◆ Exercise aim
The result should be all the records, exact and complete, without a single picture.

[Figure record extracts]

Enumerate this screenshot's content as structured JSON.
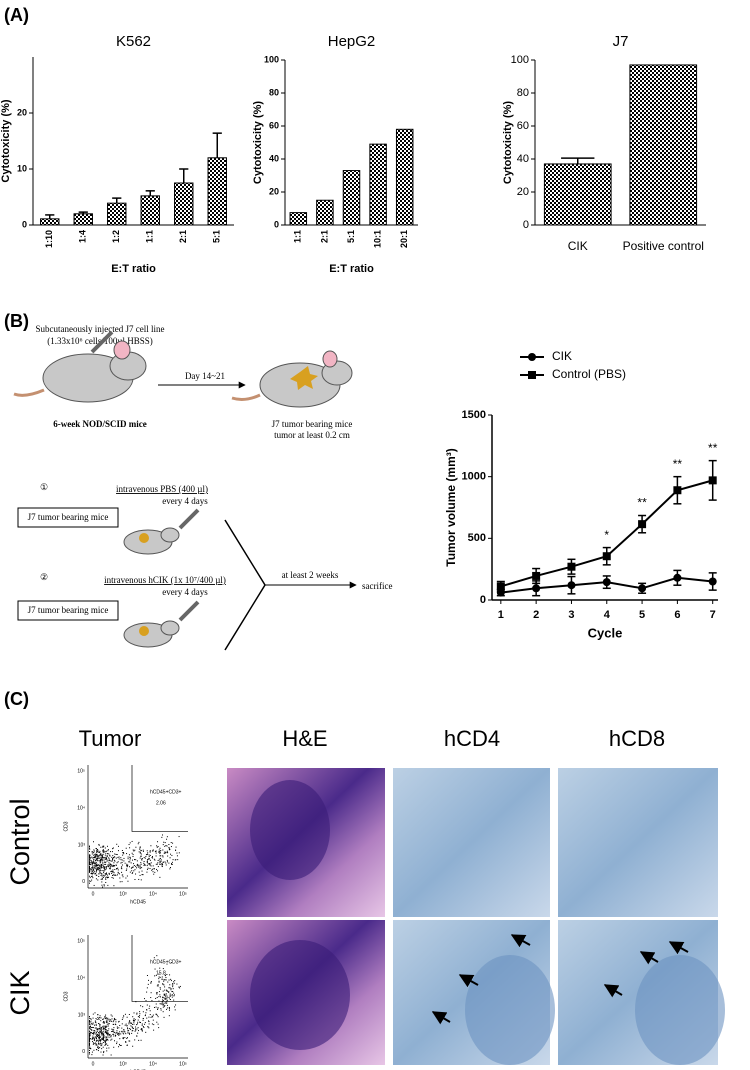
{
  "panel_labels": [
    "(A)",
    "(B)",
    "(C)"
  ],
  "chart_data": [
    {
      "type": "bar",
      "title": "K562",
      "x_label": "E:T ratio",
      "y_label": "Cytotoxicity (%)",
      "categories": [
        "1:10",
        "1:4",
        "1:2",
        "1:1",
        "2:1",
        "5:1"
      ],
      "values": [
        1.1,
        2.0,
        3.9,
        5.2,
        7.5,
        12.0
      ],
      "errors": [
        0.7,
        0.3,
        0.9,
        0.9,
        2.5,
        4.4
      ],
      "ylim": [
        0,
        30
      ],
      "yticks": [
        0,
        10,
        20
      ],
      "color": "#000000"
    },
    {
      "type": "bar",
      "title": "HepG2",
      "x_label": "E:T ratio",
      "y_label": "Cytotoxicity (%)",
      "categories": [
        "1:1",
        "2:1",
        "5:1",
        "10:1",
        "20:1"
      ],
      "values": [
        7.5,
        15,
        33,
        49,
        58
      ],
      "ylim": [
        0,
        100
      ],
      "yticks": [
        0,
        20,
        40,
        60,
        80,
        100
      ],
      "color": "#000000"
    },
    {
      "type": "bar",
      "title": "J7",
      "y_label": "Cytotoxicity (%)",
      "categories": [
        "CIK",
        "Positive control"
      ],
      "values": [
        37,
        97
      ],
      "errors": [
        3.5,
        null
      ],
      "ylim": [
        0,
        100
      ],
      "yticks": [
        0,
        20,
        40,
        60,
        80,
        100
      ],
      "color": "#000000"
    },
    {
      "type": "line",
      "x_label": "Cycle",
      "y_label": "Tumor volume (mm³)",
      "x": [
        1,
        2,
        3,
        4,
        5,
        6,
        7
      ],
      "xlim": [
        0.75,
        7.15
      ],
      "xticks": [
        1,
        2,
        3,
        4,
        5,
        6,
        7
      ],
      "ylim": [
        0,
        1500
      ],
      "yticks": [
        0,
        500,
        1000,
        1500
      ],
      "legend": "top",
      "series": [
        {
          "name": "CIK",
          "marker": "circle",
          "color": "#000000",
          "values": [
            60,
            95,
            120,
            145,
            95,
            180,
            150
          ],
          "errors": [
            25,
            60,
            70,
            50,
            40,
            60,
            70
          ]
        },
        {
          "name": "Control (PBS)",
          "marker": "square",
          "color": "#000000",
          "values": [
            110,
            195,
            270,
            355,
            615,
            890,
            970
          ],
          "errors": [
            40,
            60,
            60,
            70,
            70,
            110,
            160
          ]
        }
      ],
      "annotations": [
        {
          "x": 4,
          "text": "*"
        },
        {
          "x": 5,
          "text": "**"
        },
        {
          "x": 6,
          "text": "**"
        },
        {
          "x": 7,
          "text": "**"
        }
      ]
    }
  ],
  "diagram": {
    "injection": [
      "Subcutaneously injected J7 cell line",
      "(1.33x10⁶ cells/100µl HBSS)"
    ],
    "mice": "6-week NOD/SCID mice",
    "day": "Day 14~21",
    "tumor_mice": [
      "J7 tumor bearing mice",
      "tumor at least 0.2 cm"
    ],
    "groups": [
      {
        "number": "①",
        "treatment": "intravenous PBS (400 µl)",
        "schedule": "every 4 days",
        "box": "J7 tumor bearing mice"
      },
      {
        "number": "②",
        "treatment": "intravenous hCIK (1x 10⁷/400 µl)",
        "schedule": "every 4 days",
        "box": "J7 tumor bearing mice"
      }
    ],
    "duration": "at least 2 weeks",
    "end": "sacrifice"
  },
  "histology": {
    "columns": [
      "Tumor",
      "H&E",
      "hCD4",
      "hCD8"
    ],
    "rows": [
      "Control",
      "CIK"
    ],
    "flow": {
      "x_label": "hCD45",
      "y_label": "CD3",
      "gate": "hCD45+CD3+",
      "ticks": [
        "0",
        "10³",
        "10⁴",
        "10⁵"
      ],
      "percentages": [
        "2.06",
        "15.8"
      ]
    }
  }
}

◆ Exercise answer
Enumerate this screenshot's content as structured JSON.
{
  "panel_labels": [
    "(A)",
    "(B)",
    "(C)"
  ],
  "chart_data": [
    {
      "type": "bar",
      "title": "K562",
      "x_label": "E:T ratio",
      "y_label": "Cytotoxicity (%)",
      "categories": [
        "1:10",
        "1:4",
        "1:2",
        "1:1",
        "2:1",
        "5:1"
      ],
      "values": [
        1.1,
        2.0,
        3.9,
        5.2,
        7.5,
        12.0
      ],
      "errors": [
        0.7,
        0.3,
        0.9,
        0.9,
        2.5,
        4.4
      ],
      "ylim": [
        0,
        30
      ],
      "yticks": [
        0,
        10,
        20
      ],
      "color": "#000000"
    },
    {
      "type": "bar",
      "title": "HepG2",
      "x_label": "E:T ratio",
      "y_label": "Cytotoxicity (%)",
      "categories": [
        "1:1",
        "2:1",
        "5:1",
        "10:1",
        "20:1"
      ],
      "values": [
        7.5,
        15,
        33,
        49,
        58
      ],
      "ylim": [
        0,
        100
      ],
      "yticks": [
        0,
        20,
        40,
        60,
        80,
        100
      ],
      "color": "#000000"
    },
    {
      "type": "bar",
      "title": "J7",
      "y_label": "Cytotoxicity (%)",
      "categories": [
        "CIK",
        "Positive control"
      ],
      "values": [
        37,
        97
      ],
      "errors": [
        3.5,
        null
      ],
      "ylim": [
        0,
        100
      ],
      "yticks": [
        0,
        20,
        40,
        60,
        80,
        100
      ],
      "color": "#000000"
    },
    {
      "type": "line",
      "x_label": "Cycle",
      "y_label": "Tumor volume (mm³)",
      "x": [
        1,
        2,
        3,
        4,
        5,
        6,
        7
      ],
      "xlim": [
        0.75,
        7.15
      ],
      "xticks": [
        1,
        2,
        3,
        4,
        5,
        6,
        7
      ],
      "ylim": [
        0,
        1500
      ],
      "yticks": [
        0,
        500,
        1000,
        1500
      ],
      "legend": "top",
      "series": [
        {
          "name": "CIK",
          "marker": "circle",
          "color": "#000000",
          "values": [
            60,
            95,
            120,
            145,
            95,
            180,
            150
          ],
          "errors": [
            25,
            60,
            70,
            50,
            40,
            60,
            70
          ]
        },
        {
          "name": "Control (PBS)",
          "marker": "square",
          "color": "#000000",
          "values": [
            110,
            195,
            270,
            355,
            615,
            890,
            970
          ],
          "errors": [
            40,
            60,
            60,
            70,
            70,
            110,
            160
          ]
        }
      ],
      "annotations": [
        {
          "x": 4,
          "text": "*"
        },
        {
          "x": 5,
          "text": "**"
        },
        {
          "x": 6,
          "text": "**"
        },
        {
          "x": 7,
          "text": "**"
        }
      ]
    }
  ],
  "diagram": {
    "injection": [
      "Subcutaneously injected J7 cell line",
      "(1.33x10⁶ cells/100µl HBSS)"
    ],
    "mice": "6-week NOD/SCID mice",
    "day": "Day 14~21",
    "tumor_mice": [
      "J7 tumor bearing mice",
      "tumor at least 0.2 cm"
    ],
    "groups": [
      {
        "number": "①",
        "treatment": "intravenous PBS (400 µl)",
        "schedule": "every 4 days",
        "box": "J7 tumor bearing mice"
      },
      {
        "number": "②",
        "treatment": "intravenous hCIK (1x 10⁷/400 µl)",
        "schedule": "every 4 days",
        "box": "J7 tumor bearing mice"
      }
    ],
    "duration": "at least 2 weeks",
    "end": "sacrifice"
  },
  "histology": {
    "columns": [
      "Tumor",
      "H&E",
      "hCD4",
      "hCD8"
    ],
    "rows": [
      "Control",
      "CIK"
    ],
    "flow": {
      "x_label": "hCD45",
      "y_label": "CD3",
      "gate": "hCD45+CD3+",
      "ticks": [
        "0",
        "10³",
        "10⁴",
        "10⁵"
      ],
      "percentages": [
        "2.06",
        "15.8"
      ]
    }
  }
}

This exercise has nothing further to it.